Can you update the rows that start at the line containing "What elements are" and end at the line containing "level-count: 2282 xyxy=(472,251,526,278)", replacing "bounding boxes" with "coordinates" and leaving everything else unchanged?

** BEGIN RECORDS FOR THIS EXERCISE **

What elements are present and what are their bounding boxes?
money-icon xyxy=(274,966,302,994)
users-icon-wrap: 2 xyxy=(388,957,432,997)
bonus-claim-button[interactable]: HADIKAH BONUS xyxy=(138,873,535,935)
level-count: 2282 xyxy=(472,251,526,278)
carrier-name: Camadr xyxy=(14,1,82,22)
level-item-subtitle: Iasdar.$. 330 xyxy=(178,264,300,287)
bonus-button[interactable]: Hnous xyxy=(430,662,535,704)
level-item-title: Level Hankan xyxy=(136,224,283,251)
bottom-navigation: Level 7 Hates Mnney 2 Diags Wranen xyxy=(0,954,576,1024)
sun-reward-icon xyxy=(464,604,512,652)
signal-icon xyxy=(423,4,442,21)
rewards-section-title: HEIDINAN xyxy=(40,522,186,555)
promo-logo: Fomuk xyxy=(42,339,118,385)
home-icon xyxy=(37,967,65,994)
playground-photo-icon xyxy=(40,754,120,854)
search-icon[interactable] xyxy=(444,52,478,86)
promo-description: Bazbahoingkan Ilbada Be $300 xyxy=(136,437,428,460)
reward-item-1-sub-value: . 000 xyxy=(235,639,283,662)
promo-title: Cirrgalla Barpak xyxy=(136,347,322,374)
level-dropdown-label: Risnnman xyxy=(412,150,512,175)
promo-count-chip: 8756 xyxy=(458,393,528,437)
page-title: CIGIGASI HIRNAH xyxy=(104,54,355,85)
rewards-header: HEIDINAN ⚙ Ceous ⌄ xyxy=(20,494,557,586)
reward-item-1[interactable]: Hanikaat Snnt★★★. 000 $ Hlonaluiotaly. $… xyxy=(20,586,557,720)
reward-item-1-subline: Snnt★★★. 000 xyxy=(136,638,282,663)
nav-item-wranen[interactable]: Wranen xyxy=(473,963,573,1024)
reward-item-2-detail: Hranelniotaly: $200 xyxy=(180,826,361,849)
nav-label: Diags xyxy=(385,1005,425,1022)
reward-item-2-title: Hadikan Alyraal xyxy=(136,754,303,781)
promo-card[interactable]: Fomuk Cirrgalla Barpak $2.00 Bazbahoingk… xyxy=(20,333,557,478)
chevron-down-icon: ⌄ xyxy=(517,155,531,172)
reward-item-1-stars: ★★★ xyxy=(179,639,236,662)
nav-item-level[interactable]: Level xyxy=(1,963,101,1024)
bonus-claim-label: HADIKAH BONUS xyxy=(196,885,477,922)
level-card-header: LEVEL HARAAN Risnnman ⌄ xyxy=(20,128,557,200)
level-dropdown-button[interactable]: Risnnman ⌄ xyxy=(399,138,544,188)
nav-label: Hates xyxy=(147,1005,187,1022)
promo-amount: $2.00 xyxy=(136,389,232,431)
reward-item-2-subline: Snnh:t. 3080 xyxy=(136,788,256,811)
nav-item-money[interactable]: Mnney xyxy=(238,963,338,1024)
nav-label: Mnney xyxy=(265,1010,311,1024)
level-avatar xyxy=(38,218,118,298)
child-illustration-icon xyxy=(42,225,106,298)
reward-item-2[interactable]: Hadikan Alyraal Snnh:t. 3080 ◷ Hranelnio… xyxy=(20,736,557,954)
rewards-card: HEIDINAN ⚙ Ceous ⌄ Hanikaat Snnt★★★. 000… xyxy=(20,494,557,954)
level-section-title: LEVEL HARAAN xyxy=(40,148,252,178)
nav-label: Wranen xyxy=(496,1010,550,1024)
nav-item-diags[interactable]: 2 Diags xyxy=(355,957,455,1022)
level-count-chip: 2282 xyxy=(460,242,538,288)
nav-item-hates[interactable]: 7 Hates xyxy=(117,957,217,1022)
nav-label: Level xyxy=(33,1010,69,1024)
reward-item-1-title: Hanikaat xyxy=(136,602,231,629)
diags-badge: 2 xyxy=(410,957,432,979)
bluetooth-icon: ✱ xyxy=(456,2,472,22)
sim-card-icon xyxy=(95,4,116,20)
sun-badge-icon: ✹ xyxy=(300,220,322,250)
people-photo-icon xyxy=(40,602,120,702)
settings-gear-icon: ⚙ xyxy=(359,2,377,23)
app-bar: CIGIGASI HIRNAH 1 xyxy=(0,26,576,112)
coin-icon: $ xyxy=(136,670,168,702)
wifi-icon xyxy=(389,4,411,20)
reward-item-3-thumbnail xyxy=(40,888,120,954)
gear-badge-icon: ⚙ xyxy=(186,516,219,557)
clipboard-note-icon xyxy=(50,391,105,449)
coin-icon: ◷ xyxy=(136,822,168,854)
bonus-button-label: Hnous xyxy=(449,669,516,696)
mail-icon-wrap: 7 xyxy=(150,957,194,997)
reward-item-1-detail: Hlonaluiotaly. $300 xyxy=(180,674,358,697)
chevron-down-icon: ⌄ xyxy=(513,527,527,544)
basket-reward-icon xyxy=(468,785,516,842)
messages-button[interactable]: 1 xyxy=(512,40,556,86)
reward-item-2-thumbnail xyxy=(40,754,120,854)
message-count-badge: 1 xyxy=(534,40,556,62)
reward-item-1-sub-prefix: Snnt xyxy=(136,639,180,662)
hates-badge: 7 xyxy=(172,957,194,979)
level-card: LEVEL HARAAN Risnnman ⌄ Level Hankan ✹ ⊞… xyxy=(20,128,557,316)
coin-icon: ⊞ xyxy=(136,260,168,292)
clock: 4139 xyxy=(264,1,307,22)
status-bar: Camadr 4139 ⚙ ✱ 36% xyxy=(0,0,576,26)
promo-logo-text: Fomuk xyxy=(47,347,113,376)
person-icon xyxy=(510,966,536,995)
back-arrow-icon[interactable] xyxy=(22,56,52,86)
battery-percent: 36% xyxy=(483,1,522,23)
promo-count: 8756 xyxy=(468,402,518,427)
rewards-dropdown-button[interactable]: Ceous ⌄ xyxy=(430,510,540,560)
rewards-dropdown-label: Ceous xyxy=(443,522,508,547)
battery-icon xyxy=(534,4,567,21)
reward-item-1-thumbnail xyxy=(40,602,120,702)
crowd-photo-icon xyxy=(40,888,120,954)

** END RECORDS FOR THIS EXERCISE **
** BEGIN RECORDS FOR THIS EXERCISE **

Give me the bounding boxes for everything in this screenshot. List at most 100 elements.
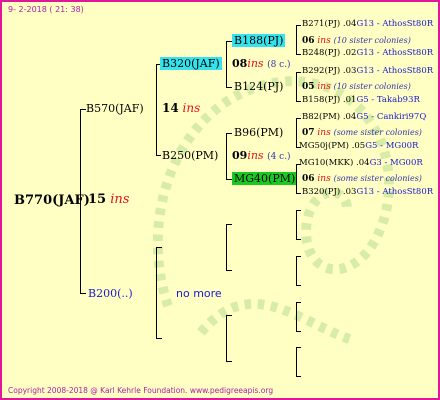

** END RECORDS FOR THIS EXERCISE **

* _RESPONSE_:
What elements are present and what are their coordinates?
money-icon xyxy=(274,966,302,994)
users-icon-wrap: 2 xyxy=(388,957,432,997)
bonus-claim-button[interactable]: HADIKAH BONUS xyxy=(138,873,535,935)
level-count: 2282 xyxy=(472,251,526,278)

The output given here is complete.